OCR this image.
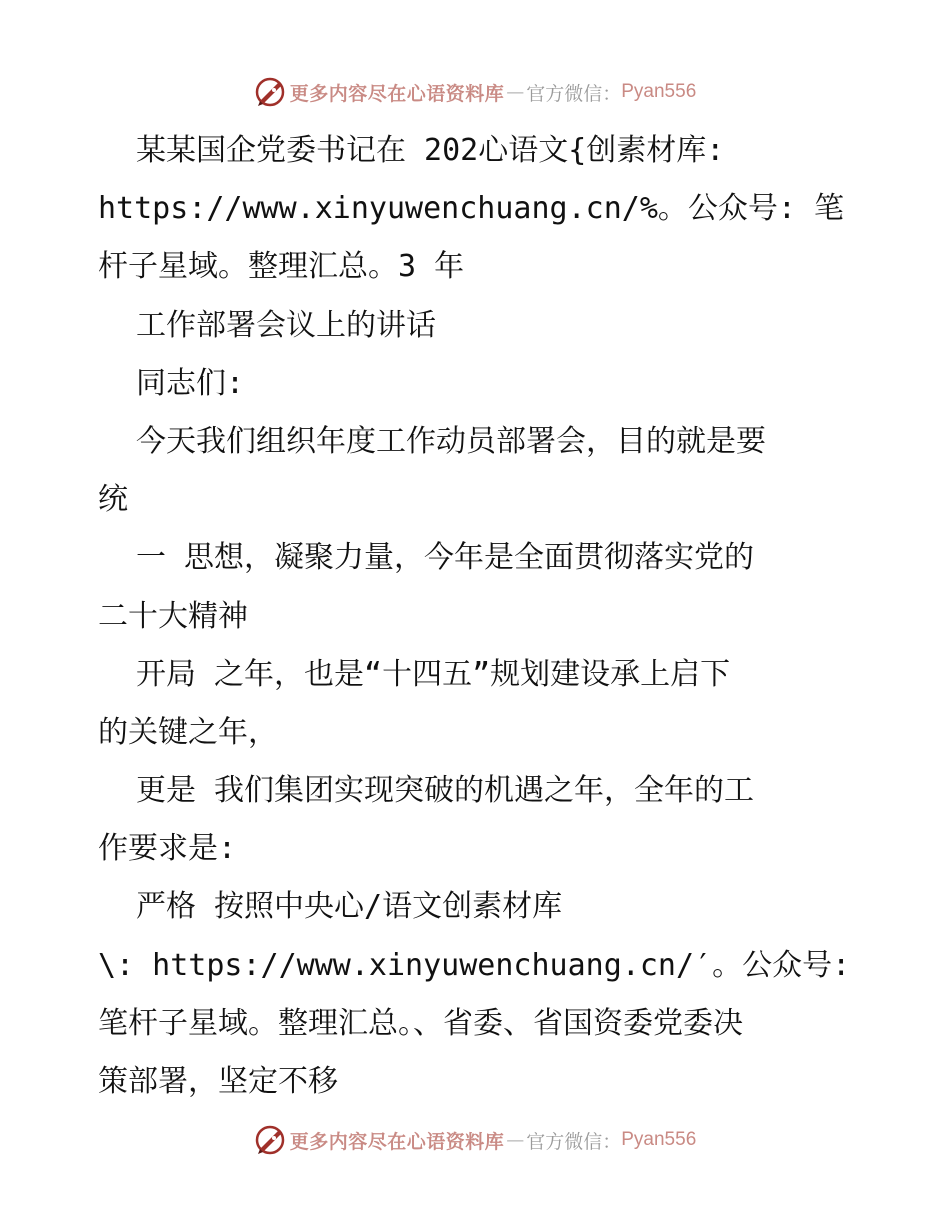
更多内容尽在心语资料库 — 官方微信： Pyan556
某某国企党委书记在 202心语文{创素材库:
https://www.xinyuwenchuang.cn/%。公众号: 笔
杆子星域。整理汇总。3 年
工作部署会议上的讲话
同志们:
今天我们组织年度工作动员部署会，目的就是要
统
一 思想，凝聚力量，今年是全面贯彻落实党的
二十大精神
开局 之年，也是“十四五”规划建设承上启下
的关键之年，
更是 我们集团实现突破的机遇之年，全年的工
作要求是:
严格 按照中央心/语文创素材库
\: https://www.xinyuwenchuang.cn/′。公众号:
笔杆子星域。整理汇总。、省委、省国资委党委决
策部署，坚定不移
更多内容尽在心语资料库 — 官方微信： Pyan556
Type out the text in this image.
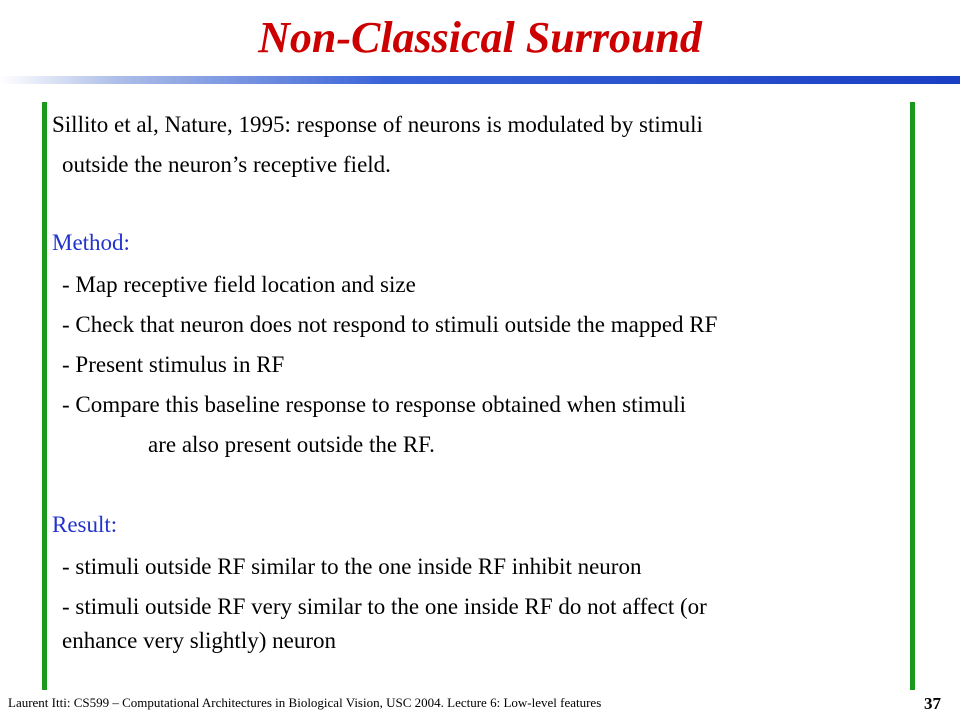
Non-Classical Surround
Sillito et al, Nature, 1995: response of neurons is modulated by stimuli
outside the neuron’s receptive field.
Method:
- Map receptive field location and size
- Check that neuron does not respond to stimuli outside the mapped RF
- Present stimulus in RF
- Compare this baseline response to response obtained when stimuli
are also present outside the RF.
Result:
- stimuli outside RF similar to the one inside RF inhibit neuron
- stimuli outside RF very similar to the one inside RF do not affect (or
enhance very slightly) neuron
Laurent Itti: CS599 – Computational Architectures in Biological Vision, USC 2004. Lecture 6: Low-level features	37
● ● ● ● ●
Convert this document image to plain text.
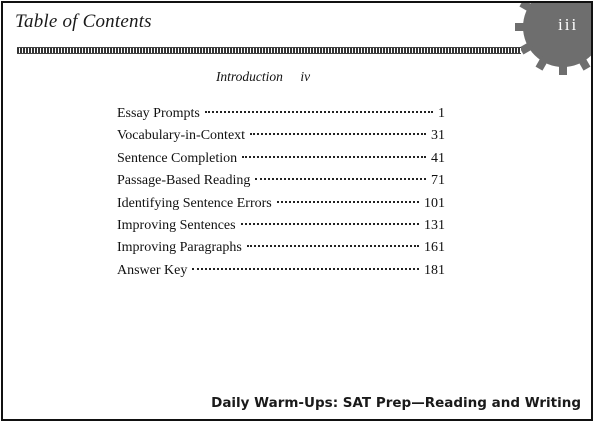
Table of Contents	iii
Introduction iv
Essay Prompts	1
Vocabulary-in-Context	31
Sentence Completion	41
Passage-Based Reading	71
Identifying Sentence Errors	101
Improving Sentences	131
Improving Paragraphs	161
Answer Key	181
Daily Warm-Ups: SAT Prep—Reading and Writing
● ● ● ● ●
__Short exercise__. Give only the number of lines in the data that hold the string "very".

__Result for this task__. 2